▶ [Stored data entries]:
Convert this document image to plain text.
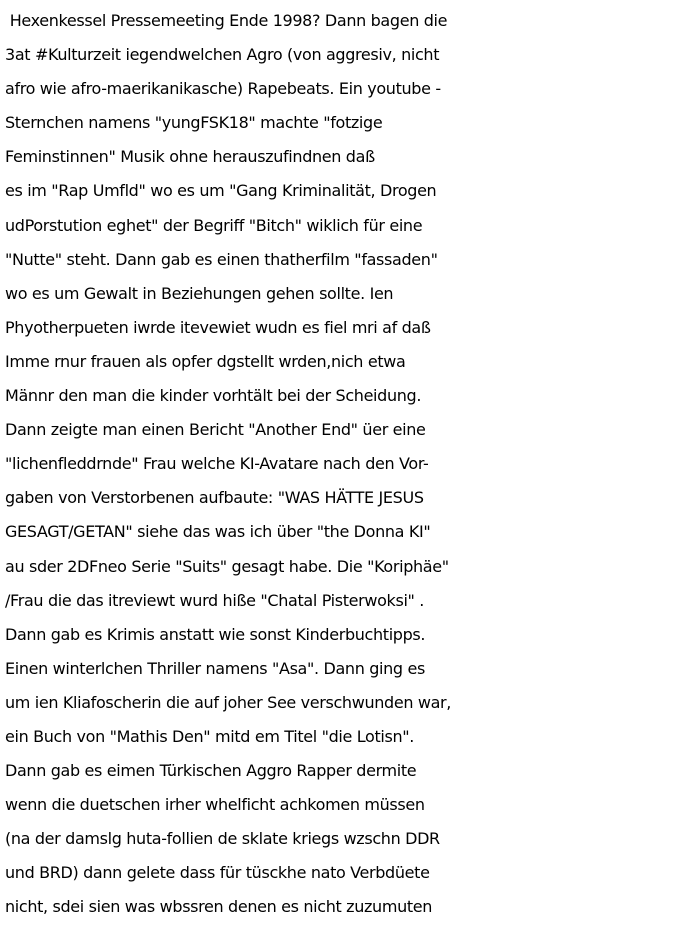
Hexenkessel Pressemeeting Ende 1998? Dann bagen die
3at #Kulturzeit iegendwelchen Agro (von aggresiv, nicht
afro wie afro-maerikanikasche) Rapebeats. Ein youtube -
Sternchen namens "yungFSK18" machte "fotzige
Feminstinnen" Musik ohne herauszufindnen daß
es im "Rap Umfld" wo es um "Gang Kriminalität, Drogen
udPorstution eghet" der Begriff "Bitch" wiklich für eine
"Nutte" steht. Dann gab es einen thatherfilm "fassaden"
wo es um Gewalt in Beziehungen gehen sollte. Ien
Phyotherpueten iwrde itevewiet wudn es fiel mri af daß
Imme rnur frauen als opfer dgstellt wrden,nich etwa
Männr den man die kinder vorhtält bei der Scheidung.
Dann zeigte man einen Bericht "Another End" üer eine
"lichenfleddrnde" Frau welche KI-Avatare nach den Vor-
gaben von Verstorbenen aufbaute: "WAS HÄTTE JESUS
GESAGT/GETAN" siehe das was ich über "the Donna KI"
au sder 2DFneo Serie "Suits" gesagt habe. Die "Koriphäe"
/Frau die das itreviewt wurd hiße "Chatal Pisterwoksi" .
Dann gab es Krimis anstatt wie sonst Kinderbuchtipps.
Einen winterlchen Thriller namens "Asa". Dann ging es
um ien Kliafoscherin die auf joher See verschwunden war,
ein Buch von "Mathis Den" mitd em Titel "die Lotisn".
Dann gab es eimen Türkischen Aggro Rapper dermite
wenn die duetschen irher whelficht achkomen müssen
(na der damslg huta-follien de sklate kriegs wzschn DDR
und BRD) dann gelete dass für tüsckhe nato Verbdüete
nicht, sdei sien was wbssren denen es nicht zuzumuten
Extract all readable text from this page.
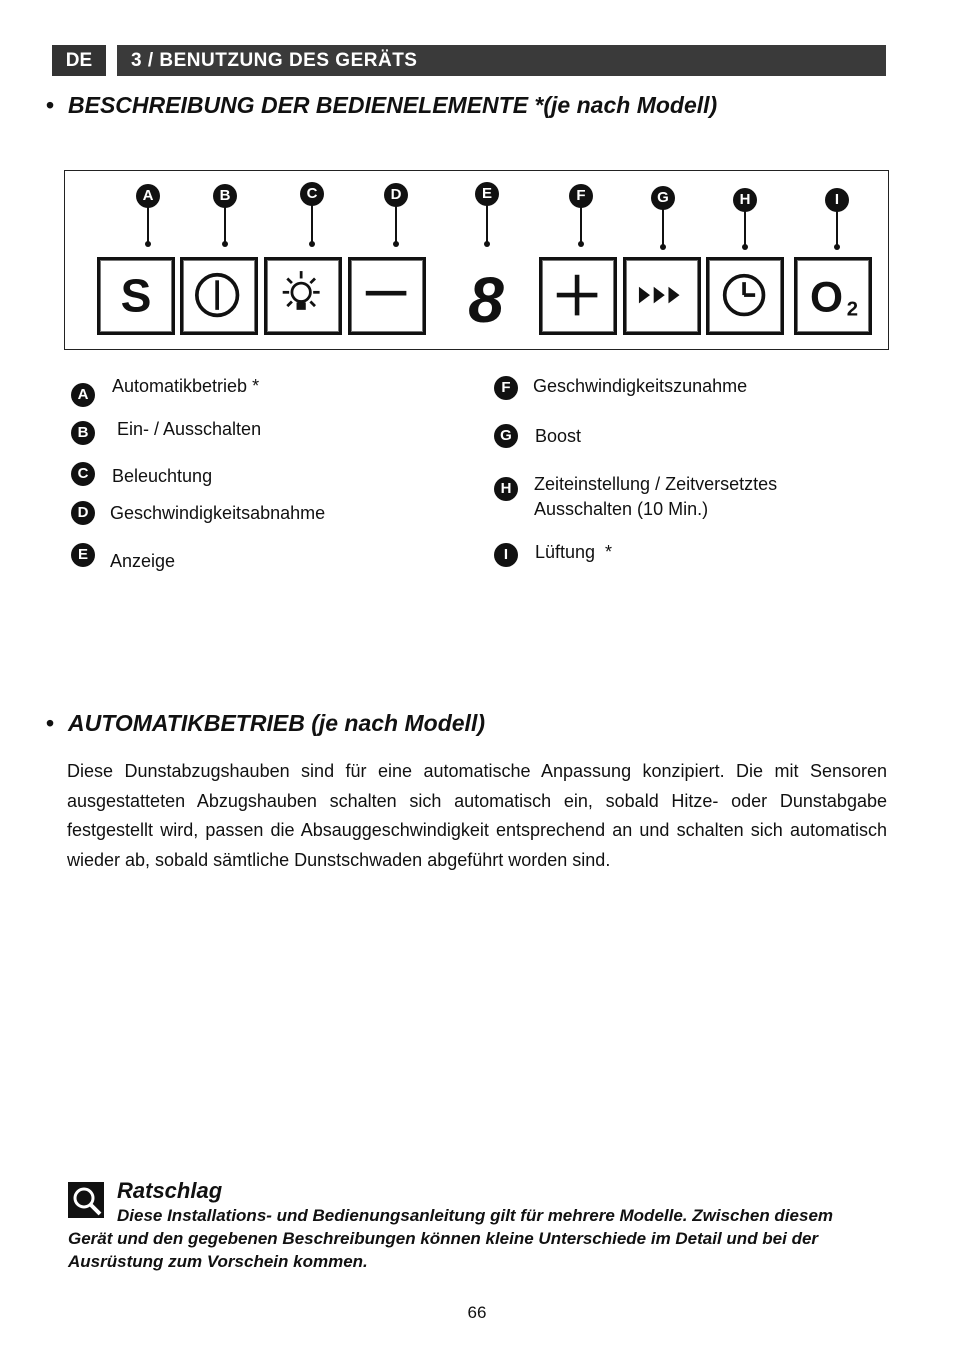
DE	3 / BENUTZUNG DES GERÄTS
• BESCHREIBUNG DER BEDIENELEMENTE *(je nach Modell)
A	B	C	D	E	F	G	H	I
S	8	O 2
A	Automatikbetrieb *
B	Ein- / Ausschalten
C	Beleuchtung
D	Geschwindigkeitsabnahme
E	Anzeige
F	Geschwindigkeitszunahme
G	Boost
H	Zeiteinstellung / Zeitversetztes
Ausschalten (10 Min.)
I	Lüftung  *
• AUTOMATIKBETRIEB (je nach Modell)
Diese Dunstabzugshauben sind für eine automatische Anpassung konzipiert. Die mit Sensoren ausgestatteten Abzugshauben schalten sich automatisch ein, sobald Hitze- oder Dunstabgabe festgestellt wird, passen die Absauggeschwindigkeit entsprechend an und schalten sich automatisch wieder ab, sobald sämtliche Dunstschwaden abgeführt worden sind.
Ratschlag
Diese Installations- und Bedienungsanleitung gilt für mehrere Modelle. Zwischen diesem Gerät und den gegebenen Beschreibungen können kleine Unterschiede im Detail und bei der Ausrüstung zum Vorschein kommen.
66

▶ [SET PROBLEM]:
Transcribe the full listing above exactly as it stands, minus the pictures.

▶ [RESULT OF THE TASK]:
Convert this document image to plain text.
Hexenkessel Pressemeeting Ende 1998? Dann bagen die
3at #Kulturzeit iegendwelchen Agro (von aggresiv, nicht
afro wie afro-maerikanikasche) Rapebeats. Ein youtube -
Sternchen namens "yungFSK18" machte "fotzige
Feminstinnen" Musik ohne herauszufindnen daß
es im "Rap Umfld" wo es um "Gang Kriminalität, Drogen
udPorstution eghet" der Begriff "Bitch" wiklich für eine
"Nutte" steht. Dann gab es einen thatherfilm "fassaden"
wo es um Gewalt in Beziehungen gehen sollte. Ien
Phyotherpueten iwrde itevewiet wudn es fiel mri af daß
Imme rnur frauen als opfer dgstellt wrden,nich etwa
Männr den man die kinder vorhtält bei der Scheidung.
Dann zeigte man einen Bericht "Another End" üer eine
"lichenfleddrnde" Frau welche KI-Avatare nach den Vor-
gaben von Verstorbenen aufbaute: "WAS HÄTTE JESUS
GESAGT/GETAN" siehe das was ich über "the Donna KI"
au sder 2DFneo Serie "Suits" gesagt habe. Die "Koriphäe"
/Frau die das itreviewt wurd hiße "Chatal Pisterwoksi" .
Dann gab es Krimis anstatt wie sonst Kinderbuchtipps.
Einen winterlchen Thriller namens "Asa". Dann ging es
um ien Kliafoscherin die auf joher See verschwunden war,
ein Buch von "Mathis Den" mitd em Titel "die Lotisn".
Dann gab es eimen Türkischen Aggro Rapper dermite
wenn die duetschen irher whelficht achkomen müssen
(na der damslg huta-follien de sklate kriegs wzschn DDR
und BRD) dann gelete dass für tüsckhe nato Verbdüete
nicht, sdei sien was wbssren denen es nicht zuzumuten
Extract all readable text from this page.
DE	3 / BENUTZUNG DES GERÄTS
• BESCHREIBUNG DER BEDIENELEMENTE *(je nach Modell)
A	B	C	D	E	F	G	H	I
S	8	O 2
A	Automatikbetrieb *
B	Ein- / Ausschalten
C	Beleuchtung
D	Geschwindigkeitsabnahme
E	Anzeige
F	Geschwindigkeitszunahme
G	Boost
H	Zeiteinstellung / Zeitversetztes
Ausschalten (10 Min.)
I	Lüftung  *
• AUTOMATIKBETRIEB (je nach Modell)
Diese Dunstabzugshauben sind für eine automatische Anpassung konzipiert. Die mit Sensoren ausgestatteten Abzugshauben schalten sich automatisch ein, sobald Hitze- oder Dunstabgabe festgestellt wird, passen die Absauggeschwindigkeit entsprechend an und schalten sich automatisch wieder ab, sobald sämtliche Dunstschwaden abgeführt worden sind.
Ratschlag
Diese Installations- und Bedienungsanleitung gilt für mehrere Modelle. Zwischen diesem Gerät und den gegebenen Beschreibungen können kleine Unterschiede im Detail und bei der Ausrüstung zum Vorschein kommen.
66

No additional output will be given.